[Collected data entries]
☆ ☆ ☆ ☆ ☆ ☆ ☆

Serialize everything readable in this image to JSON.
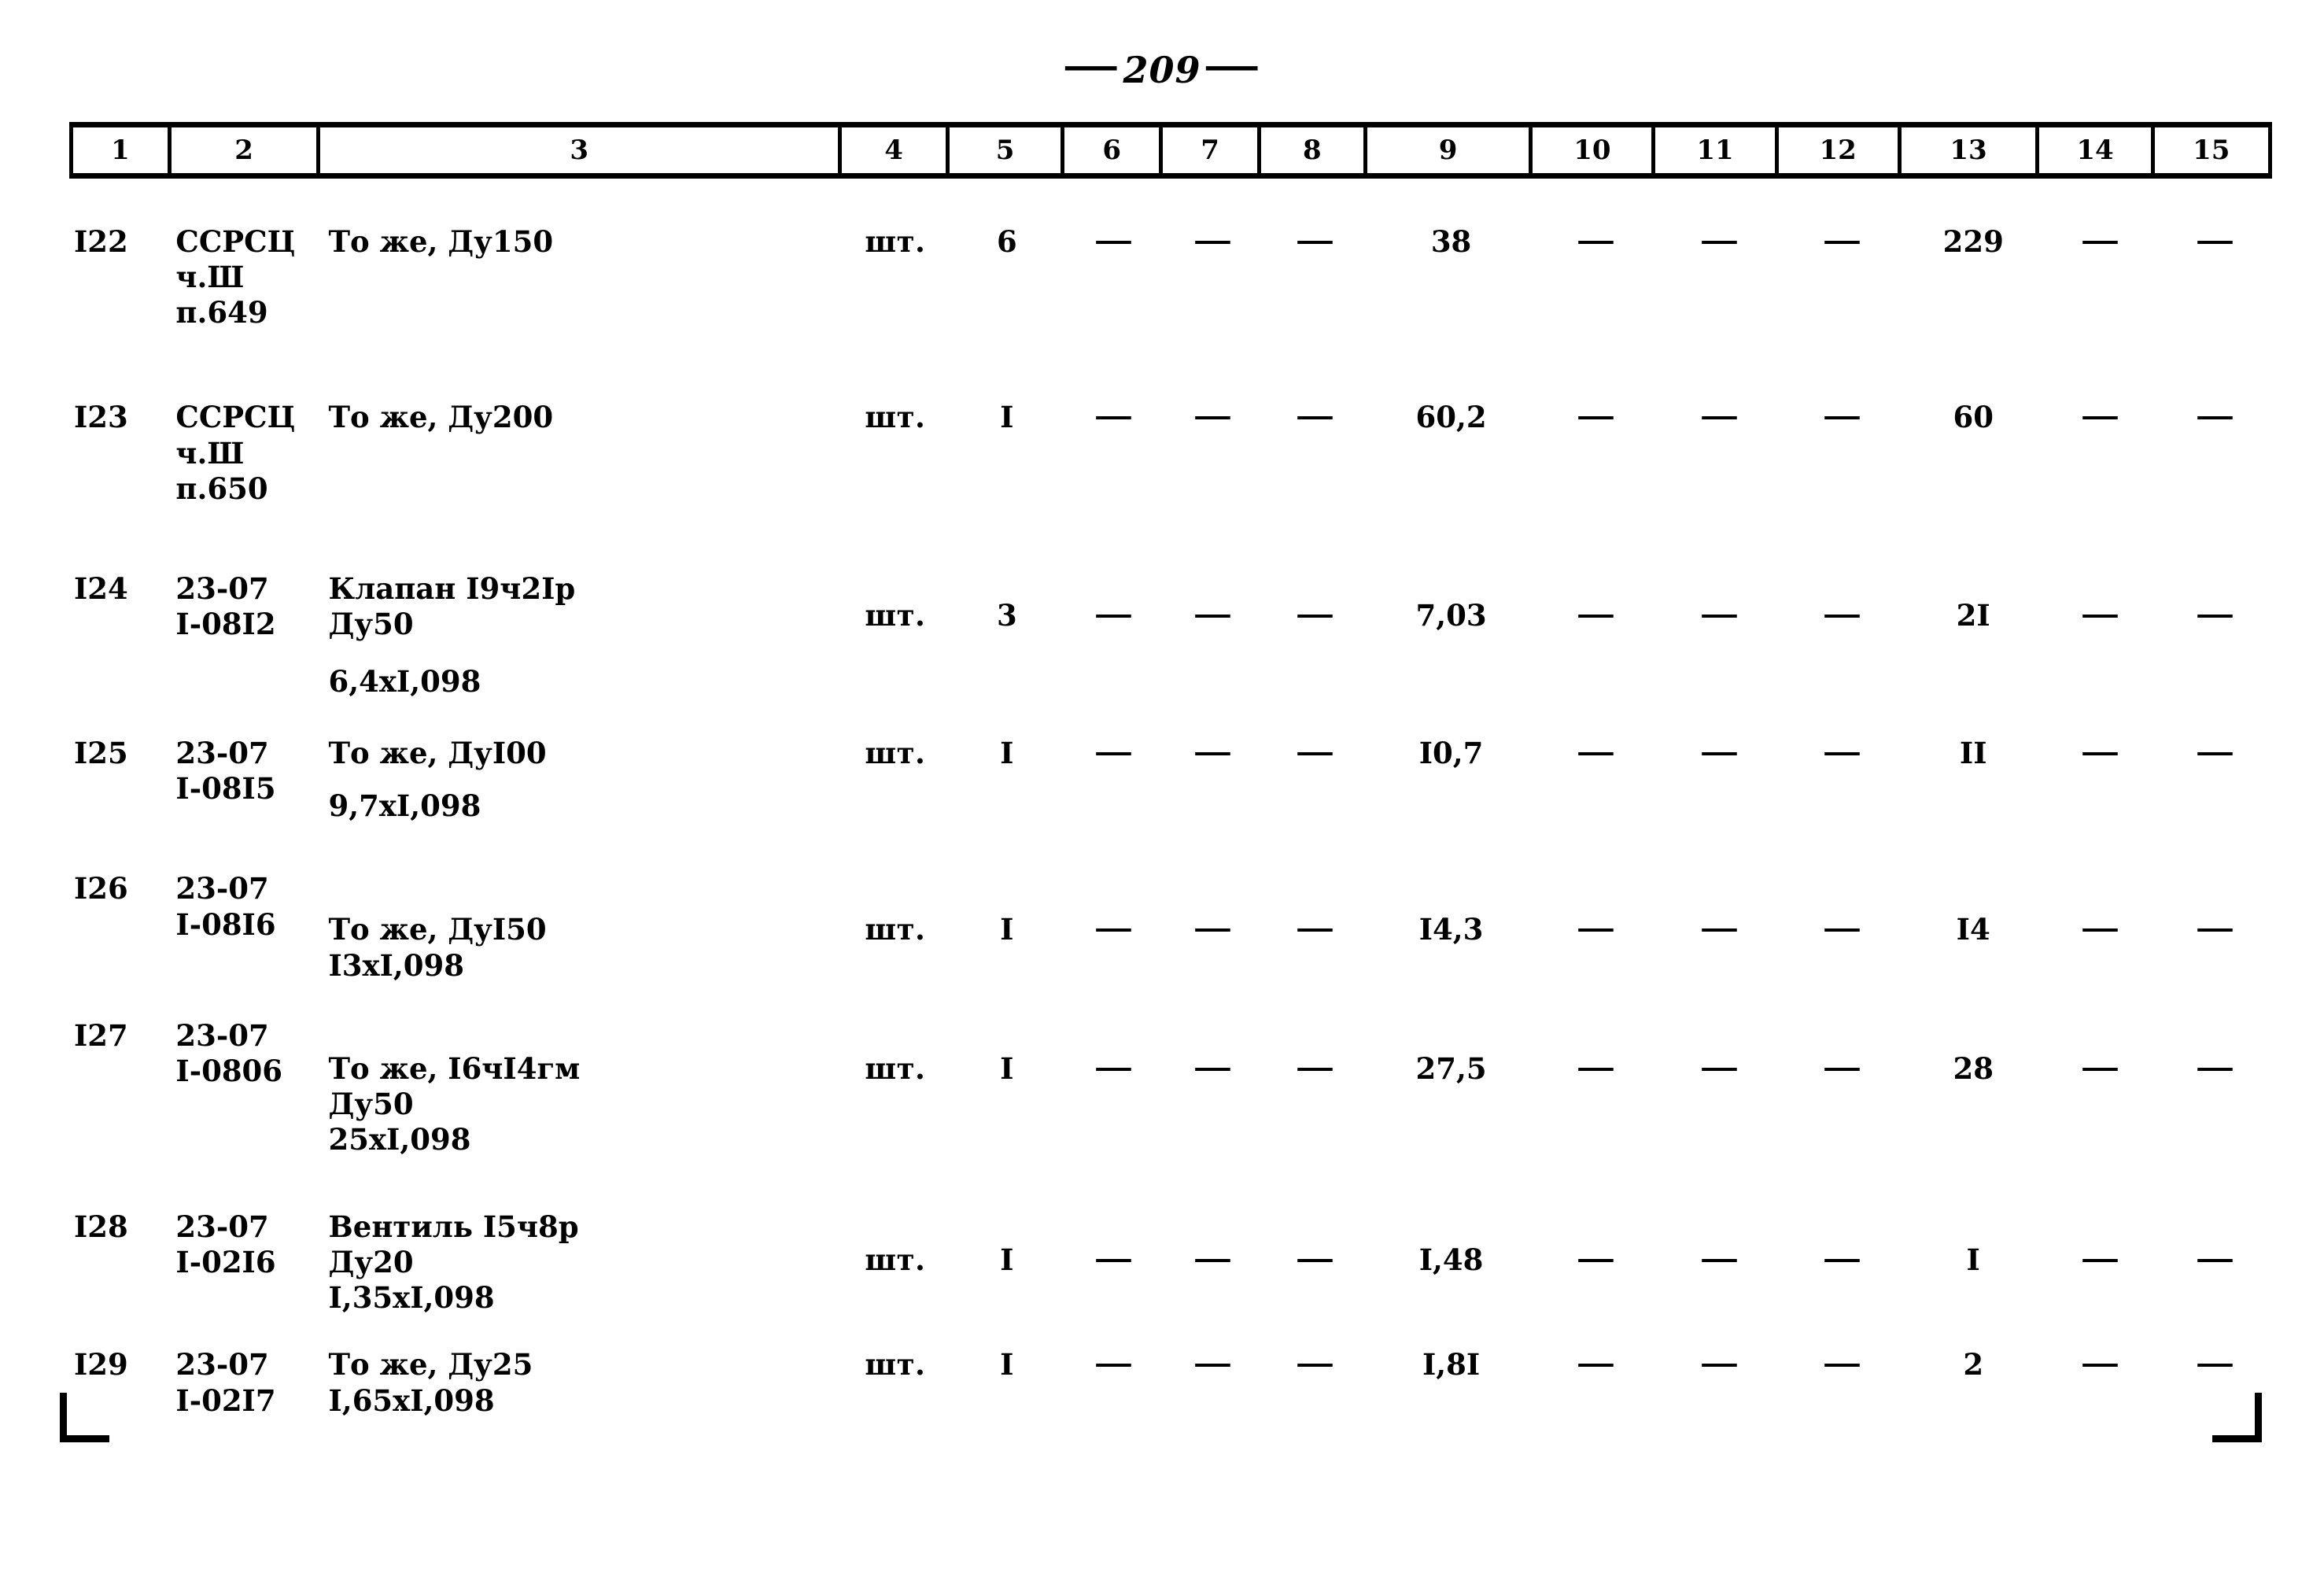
{
  "document": {
    "page_number": "209",
    "folio_left_dash": "—",
    "folio_right_dash": "—"
  },
  "table": {
    "column_headers": [
      "1",
      "2",
      "3",
      "4",
      "5",
      "6",
      "7",
      "8",
      "9",
      "10",
      "11",
      "12",
      "13",
      "14",
      "15"
    ],
    "dash": "—",
    "rows": [
      {
        "pos": "I22",
        "code": "ССРСЦ\nч.Ш\nп.649",
        "name": "То же, Ду150",
        "unit": "шт.",
        "c5": "6",
        "c6": "—",
        "c7": "—",
        "c8": "—",
        "c9": "38",
        "c10": "—",
        "c11": "—",
        "c12": "—",
        "c13": "229",
        "c14": "—",
        "c15": "—"
      },
      {
        "pos": "I23",
        "code": "ССРСЦ\nч.Ш\nп.650",
        "name": "То же, Ду200",
        "unit": "шт.",
        "c5": "I",
        "c6": "—",
        "c7": "—",
        "c8": "—",
        "c9": "60,2",
        "c10": "—",
        "c11": "—",
        "c12": "—",
        "c13": "60",
        "c14": "—",
        "c15": "—"
      },
      {
        "pos": "I24",
        "code": "23-07\nI-08I2",
        "name": "Клапан I9ч2Iр\nДу50",
        "name_extra": "6,4хI,098",
        "unit": "шт.",
        "c5": "3",
        "c6": "—",
        "c7": "—",
        "c8": "—",
        "c9": "7,03",
        "c10": "—",
        "c11": "—",
        "c12": "—",
        "c13": "2I",
        "c14": "—",
        "c15": "—"
      },
      {
        "pos": "I25",
        "code": "23-07\nI-08I5",
        "name": "То же, ДуI00",
        "name_extra": "9,7хI,098",
        "unit": "шт.",
        "c5": "I",
        "c6": "—",
        "c7": "—",
        "c8": "—",
        "c9": "I0,7",
        "c10": "—",
        "c11": "—",
        "c12": "—",
        "c13": "II",
        "c14": "—",
        "c15": "—"
      },
      {
        "pos": "I26",
        "code": "23-07\nI-08I6",
        "name": "То же, ДуI50\nI3хI,098",
        "unit": "шт.",
        "c5": "I",
        "c6": "—",
        "c7": "—",
        "c8": "—",
        "c9": "I4,3",
        "c10": "—",
        "c11": "—",
        "c12": "—",
        "c13": "I4",
        "c14": "—",
        "c15": "—"
      },
      {
        "pos": "I27",
        "code": "23-07\nI-0806",
        "name": "То же, I6чI4гм\nДу50\n25хI,098",
        "unit": "шт.",
        "c5": "I",
        "c6": "—",
        "c7": "—",
        "c8": "—",
        "c9": "27,5",
        "c10": "—",
        "c11": "—",
        "c12": "—",
        "c13": "28",
        "c14": "—",
        "c15": "—"
      },
      {
        "pos": "I28",
        "code": "23-07\nI-02I6",
        "name": "Вентиль I5ч8р\nДу20\nI,35хI,098",
        "unit": "шт.",
        "c5": "I",
        "c6": "—",
        "c7": "—",
        "c8": "—",
        "c9": "I,48",
        "c10": "—",
        "c11": "—",
        "c12": "—",
        "c13": "I",
        "c14": "—",
        "c15": "—"
      },
      {
        "pos": "I29",
        "code": "23-07\nI-02I7",
        "name": "То же, Ду25\nI,65хI,098",
        "unit": "шт.",
        "c5": "I",
        "c6": "—",
        "c7": "—",
        "c8": "—",
        "c9": "I,8I",
        "c10": "—",
        "c11": "—",
        "c12": "—",
        "c13": "2",
        "c14": "—",
        "c15": "—"
      }
    ]
  }
}
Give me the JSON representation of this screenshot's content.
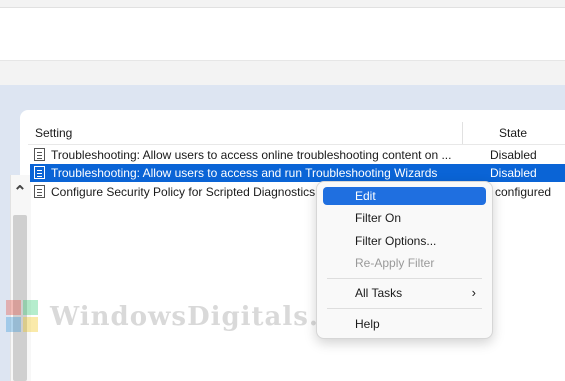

☆ ☆ ☆ ☆ ☆ ☆ ☆

- [OBJECTIVE] Print the entries above exactly, taking out only the pictures.

- [RESPONSE TO THIS TASK]
Serialize everything readable in this image to JSON.
{
  "document": {
    "page_number": "209",
    "folio_left_dash": "—",
    "folio_right_dash": "—"
  },
  "table": {
    "column_headers": [
      "1",
      "2",
      "3",
      "4",
      "5",
      "6",
      "7",
      "8",
      "9",
      "10",
      "11",
      "12",
      "13",
      "14",
      "15"
    ],
    "dash": "—",
    "rows": [
      {
        "pos": "I22",
        "code": "ССРСЦ\nч.Ш\nп.649",
        "name": "То же, Ду150",
        "unit": "шт.",
        "c5": "6",
        "c6": "—",
        "c7": "—",
        "c8": "—",
        "c9": "38",
        "c10": "—",
        "c11": "—",
        "c12": "—",
        "c13": "229",
        "c14": "—",
        "c15": "—"
      },
      {
        "pos": "I23",
        "code": "ССРСЦ\nч.Ш\nп.650",
        "name": "То же, Ду200",
        "unit": "шт.",
        "c5": "I",
        "c6": "—",
        "c7": "—",
        "c8": "—",
        "c9": "60,2",
        "c10": "—",
        "c11": "—",
        "c12": "—",
        "c13": "60",
        "c14": "—",
        "c15": "—"
      },
      {
        "pos": "I24",
        "code": "23-07\nI-08I2",
        "name": "Клапан I9ч2Iр\nДу50",
        "name_extra": "6,4хI,098",
        "unit": "шт.",
        "c5": "3",
        "c6": "—",
        "c7": "—",
        "c8": "—",
        "c9": "7,03",
        "c10": "—",
        "c11": "—",
        "c12": "—",
        "c13": "2I",
        "c14": "—",
        "c15": "—"
      },
      {
        "pos": "I25",
        "code": "23-07\nI-08I5",
        "name": "То же, ДуI00",
        "name_extra": "9,7хI,098",
        "unit": "шт.",
        "c5": "I",
        "c6": "—",
        "c7": "—",
        "c8": "—",
        "c9": "I0,7",
        "c10": "—",
        "c11": "—",
        "c12": "—",
        "c13": "II",
        "c14": "—",
        "c15": "—"
      },
      {
        "pos": "I26",
        "code": "23-07\nI-08I6",
        "name": "То же, ДуI50\nI3хI,098",
        "unit": "шт.",
        "c5": "I",
        "c6": "—",
        "c7": "—",
        "c8": "—",
        "c9": "I4,3",
        "c10": "—",
        "c11": "—",
        "c12": "—",
        "c13": "I4",
        "c14": "—",
        "c15": "—"
      },
      {
        "pos": "I27",
        "code": "23-07\nI-0806",
        "name": "То же, I6чI4гм\nДу50\n25хI,098",
        "unit": "шт.",
        "c5": "I",
        "c6": "—",
        "c7": "—",
        "c8": "—",
        "c9": "27,5",
        "c10": "—",
        "c11": "—",
        "c12": "—",
        "c13": "28",
        "c14": "—",
        "c15": "—"
      },
      {
        "pos": "I28",
        "code": "23-07\nI-02I6",
        "name": "Вентиль I5ч8р\nДу20\nI,35хI,098",
        "unit": "шт.",
        "c5": "I",
        "c6": "—",
        "c7": "—",
        "c8": "—",
        "c9": "I,48",
        "c10": "—",
        "c11": "—",
        "c12": "—",
        "c13": "I",
        "c14": "—",
        "c15": "—"
      },
      {
        "pos": "I29",
        "code": "23-07\nI-02I7",
        "name": "То же, Ду25\nI,65хI,098",
        "unit": "шт.",
        "c5": "I",
        "c6": "—",
        "c7": "—",
        "c8": "—",
        "c9": "I,8I",
        "c10": "—",
        "c11": "—",
        "c12": "—",
        "c13": "2",
        "c14": "—",
        "c15": "—"
      }
    ]
  }
}
Give me the JSON representation of this screenshot's content.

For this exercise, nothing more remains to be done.